_Given passage:_
▽
Let’s Learn About Duct Cleaning

Step 4: What to Expect From a Service Provider

Process may vary slightly from company to company, however this guideline should give consumers a much better perceptive on what to expect from a professional air duct cleaning service provider.

Step 5

Provided below is a combined step by step description breakdown of what you can expect from a professional air duct cleaning company.

Step 1: Marked Vehicles

Technicians should arrive at your home with a clearly marked truck. The company vehicle can be of several different sizes depending on the type of negative pressure (vacuum) that will be used.

The reason you want them showing up in a marked truck is that in this industry there are many dishonest individuals that use a reputable companies name and pretend to clean under their name.

Step 2: Certified Technicians

The service provider should send individuals who are trained as ASCS (Air Systems Cleaning Specialist) by NADCA (National Air Duct Cleaners Association). This ensures that you’ll receive the best possible service in the industry.

You can still get a professional cleaning from someone that is NOT an ASCS. However, most certified ASCS technicians are more knowledgeable in the industry giving you greater peace of mind.

Step 3: Pre-Cleaning Assessment

The technicians should complete a walk-thru of your home as part of the pre-cleaning assessment. This will be the best time for your questions or specific needs.

This is your best chance to turn the company around if you don’t feel comfortable with their equipment or confidence in completing the work professionally.  

Step 4: Equipment Entry

In almost all cases a door or window will need to be left open to allow the hoses entry into the home. Protective drop clothes and corner guards should be placed under all vacuum hoses and equipment.

Some companies use a truck-mount vacuum where a door or window needs to be open at least 8 inches in diameter. If they have a portable unit it would just be a few inches the door remains open.

Step 5: Turning Furnace/Unit Off

The furnace should be cycled prior to the start of the cleaning. Once the system is confirmed to be working properly, power should be shut off.

It could happen to you that after a complete cleaning (including the furnace blower and motor) that the system doesn’t operate as normal. This is why it’s best to test with the technician to confirm everything is working before they start. Once confirmed all in well they should turn off the breaker to protect the machine and themselves.

Step 6: Access Panels

Access openings must be created to allow the extraction of dirt and debris to the vacuum. These openings will need to be cut to size, most openings are 8 -12 inches in diameter.

This will be different from one company to another. Some use rectangles (old style and don’t recommend). While most use circles, the very minimum in size should be 8 inches. A diameter smaller than 8 inches will not create enough negative pressure. 

Step 7: Cover Vents

Supply and return vents should be covered or blocked. This action will increase negative pressure and prevent possible blow back’s from occurring.
△
_Given records:_
▽
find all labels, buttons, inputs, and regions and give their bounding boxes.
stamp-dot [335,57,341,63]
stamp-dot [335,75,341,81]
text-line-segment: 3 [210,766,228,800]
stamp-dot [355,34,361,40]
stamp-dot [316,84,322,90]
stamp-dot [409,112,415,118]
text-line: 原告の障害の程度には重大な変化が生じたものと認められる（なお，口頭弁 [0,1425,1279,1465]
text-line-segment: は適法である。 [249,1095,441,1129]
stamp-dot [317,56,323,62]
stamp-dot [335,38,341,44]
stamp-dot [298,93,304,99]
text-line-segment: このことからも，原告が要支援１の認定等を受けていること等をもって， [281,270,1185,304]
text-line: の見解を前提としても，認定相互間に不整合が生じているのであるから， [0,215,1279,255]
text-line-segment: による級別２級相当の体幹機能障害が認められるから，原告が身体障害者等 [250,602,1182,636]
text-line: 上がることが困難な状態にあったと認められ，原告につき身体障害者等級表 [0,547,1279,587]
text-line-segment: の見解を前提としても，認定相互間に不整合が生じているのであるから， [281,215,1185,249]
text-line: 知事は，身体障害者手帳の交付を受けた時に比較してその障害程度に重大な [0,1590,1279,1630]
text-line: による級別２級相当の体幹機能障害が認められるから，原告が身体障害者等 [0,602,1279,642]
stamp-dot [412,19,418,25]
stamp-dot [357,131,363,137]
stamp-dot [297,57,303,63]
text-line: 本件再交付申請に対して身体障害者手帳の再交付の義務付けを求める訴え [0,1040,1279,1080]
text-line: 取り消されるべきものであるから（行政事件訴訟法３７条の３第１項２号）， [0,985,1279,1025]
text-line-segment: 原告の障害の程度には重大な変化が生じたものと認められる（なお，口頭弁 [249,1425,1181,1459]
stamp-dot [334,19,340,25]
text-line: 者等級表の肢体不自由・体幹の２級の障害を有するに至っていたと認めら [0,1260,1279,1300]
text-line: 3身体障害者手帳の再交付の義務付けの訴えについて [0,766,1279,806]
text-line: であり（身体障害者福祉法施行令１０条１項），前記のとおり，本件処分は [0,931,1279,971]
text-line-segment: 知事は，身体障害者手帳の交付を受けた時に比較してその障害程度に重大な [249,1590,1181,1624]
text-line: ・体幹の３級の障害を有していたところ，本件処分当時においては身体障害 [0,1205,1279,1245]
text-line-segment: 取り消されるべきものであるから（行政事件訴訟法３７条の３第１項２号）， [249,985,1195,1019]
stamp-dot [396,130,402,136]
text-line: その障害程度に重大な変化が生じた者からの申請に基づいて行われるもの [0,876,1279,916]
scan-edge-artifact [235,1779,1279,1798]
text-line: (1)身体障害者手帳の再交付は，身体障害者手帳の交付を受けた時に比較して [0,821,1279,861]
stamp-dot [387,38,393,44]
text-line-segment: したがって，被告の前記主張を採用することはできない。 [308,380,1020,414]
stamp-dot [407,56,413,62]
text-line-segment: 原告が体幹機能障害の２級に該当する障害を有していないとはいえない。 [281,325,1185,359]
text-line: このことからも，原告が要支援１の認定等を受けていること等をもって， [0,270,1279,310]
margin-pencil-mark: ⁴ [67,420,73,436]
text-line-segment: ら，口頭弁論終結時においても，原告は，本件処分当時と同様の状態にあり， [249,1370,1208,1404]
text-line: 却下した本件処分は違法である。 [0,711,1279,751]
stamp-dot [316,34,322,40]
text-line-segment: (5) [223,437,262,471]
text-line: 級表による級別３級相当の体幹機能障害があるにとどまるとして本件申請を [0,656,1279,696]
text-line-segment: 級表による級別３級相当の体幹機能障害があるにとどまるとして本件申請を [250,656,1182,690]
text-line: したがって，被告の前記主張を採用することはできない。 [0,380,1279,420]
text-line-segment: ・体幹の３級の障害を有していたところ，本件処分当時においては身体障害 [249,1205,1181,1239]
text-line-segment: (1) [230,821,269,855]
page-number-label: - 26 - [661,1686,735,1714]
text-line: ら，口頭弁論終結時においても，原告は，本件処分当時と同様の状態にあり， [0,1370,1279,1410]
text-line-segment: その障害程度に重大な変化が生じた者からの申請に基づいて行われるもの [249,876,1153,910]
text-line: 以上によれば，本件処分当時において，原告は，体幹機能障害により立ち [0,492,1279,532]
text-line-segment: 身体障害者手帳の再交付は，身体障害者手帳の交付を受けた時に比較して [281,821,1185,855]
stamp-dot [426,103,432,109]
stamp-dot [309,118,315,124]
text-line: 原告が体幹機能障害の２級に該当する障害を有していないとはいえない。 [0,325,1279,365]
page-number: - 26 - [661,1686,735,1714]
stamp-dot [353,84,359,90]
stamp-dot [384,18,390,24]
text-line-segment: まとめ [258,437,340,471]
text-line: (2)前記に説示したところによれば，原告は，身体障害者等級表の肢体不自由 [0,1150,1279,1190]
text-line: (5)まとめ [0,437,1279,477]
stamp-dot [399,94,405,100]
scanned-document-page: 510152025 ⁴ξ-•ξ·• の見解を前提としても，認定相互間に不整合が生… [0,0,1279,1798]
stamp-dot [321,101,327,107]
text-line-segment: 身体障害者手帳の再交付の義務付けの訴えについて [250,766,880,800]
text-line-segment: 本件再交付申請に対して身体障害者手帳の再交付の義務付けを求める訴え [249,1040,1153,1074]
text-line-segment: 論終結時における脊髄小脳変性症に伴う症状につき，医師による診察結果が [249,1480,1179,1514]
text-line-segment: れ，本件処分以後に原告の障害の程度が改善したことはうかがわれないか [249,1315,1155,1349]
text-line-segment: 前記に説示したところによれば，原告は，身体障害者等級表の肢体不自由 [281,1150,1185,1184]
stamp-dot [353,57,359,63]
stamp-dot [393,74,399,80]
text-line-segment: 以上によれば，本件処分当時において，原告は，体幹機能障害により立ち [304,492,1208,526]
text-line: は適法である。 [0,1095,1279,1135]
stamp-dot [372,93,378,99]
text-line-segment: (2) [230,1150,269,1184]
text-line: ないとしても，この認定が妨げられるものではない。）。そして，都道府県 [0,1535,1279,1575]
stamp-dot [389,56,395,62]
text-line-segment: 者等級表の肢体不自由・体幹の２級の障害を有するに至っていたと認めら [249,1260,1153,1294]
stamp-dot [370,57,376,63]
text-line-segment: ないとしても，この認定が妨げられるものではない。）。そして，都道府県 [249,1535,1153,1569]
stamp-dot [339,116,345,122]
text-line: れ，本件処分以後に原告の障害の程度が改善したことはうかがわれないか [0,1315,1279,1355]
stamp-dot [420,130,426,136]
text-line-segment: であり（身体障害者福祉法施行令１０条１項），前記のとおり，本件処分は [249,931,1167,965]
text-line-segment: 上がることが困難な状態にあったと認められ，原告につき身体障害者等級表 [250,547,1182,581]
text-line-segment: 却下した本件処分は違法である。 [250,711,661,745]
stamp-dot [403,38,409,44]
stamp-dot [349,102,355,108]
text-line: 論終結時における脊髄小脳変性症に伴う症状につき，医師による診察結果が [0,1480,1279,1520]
△
_Tasks:_
- a) According to the duct cleaning guide, what is the smallest acceptable diameter for an access opening?
- b) List the titles of the numbered steps, Step 1 through Step 7, in the duct cleaning guide's breakdown of what to expect from a professional air duct cleaning company.
- c) Write the next part of the duct cleaning guide, picking up after its final sentence.
The items come from a separate source and have nothing to do with the duct cleaning guide.

_Answers by task:_
- a) 8 inches

- b) Marked Vehicles; Certified Technicians; Pre-Cleaning Assessment; Equipment Entry; Turning Furnace/Unit Off; Access Panels; Cover Vents

- c)
Make sure the company you hire does this step! It’s often overlooked and a short cut for them without the client knowing the difference. 

Step 8: Cleaning Branches

They should be starting from the highest level of the home working downwards. Once they are ready to clean, it’s important each grill/cover gets removed. Once the vent branch is exposed they should send a high powered whip or brush through each vent. The cover needs to be restored to maintain pressure before advancing.

The supply branches usually self-clean themselves (That’s why we have dust in our home) so just high-pressure air would be sufficient in most cases. However, for the maximum cleaning of the supply vent, a whip or brush should be used. 

Regarding the return branches, a whip or brush is always required. 

Step 9: Cleaning Main Lines

Once all supply and return branches have been properly cleaned, most of the dirt has already been extracted. However, the main lines now require cleaning to finish the process. The procedure is similar to the cleaning of branches where whips and brushes should be used to dislodge all remaining dirt and debris.

This is where most air duct cleaners can do a decent job, but a homeowner needs to verify that they got them all. It’s common for the quick cleaners to skip other important main ducts located in the bulkheads or at the split of the main channels. Lastly, make sure they didn’t contaminate your furnace during the process, they should have used a zone bag which insolated the furnace.

Step 10: Verification

Once all cleaning steps have been performed, a visual inspection of the system should be taken to verify all dirt and debris have been removed. Most companies will use a mirror and flashlight, while it’s becoming increasingly common to use a smartphone.

I would recommend if you ask to see the “before and after” the mirror and flashlight is the best option. You are able to move the mirror around and see all the angles. If the flashlight is strong enough you could see 40-50 feet with a decent size mirror. The coverage on a smartphone is very limited.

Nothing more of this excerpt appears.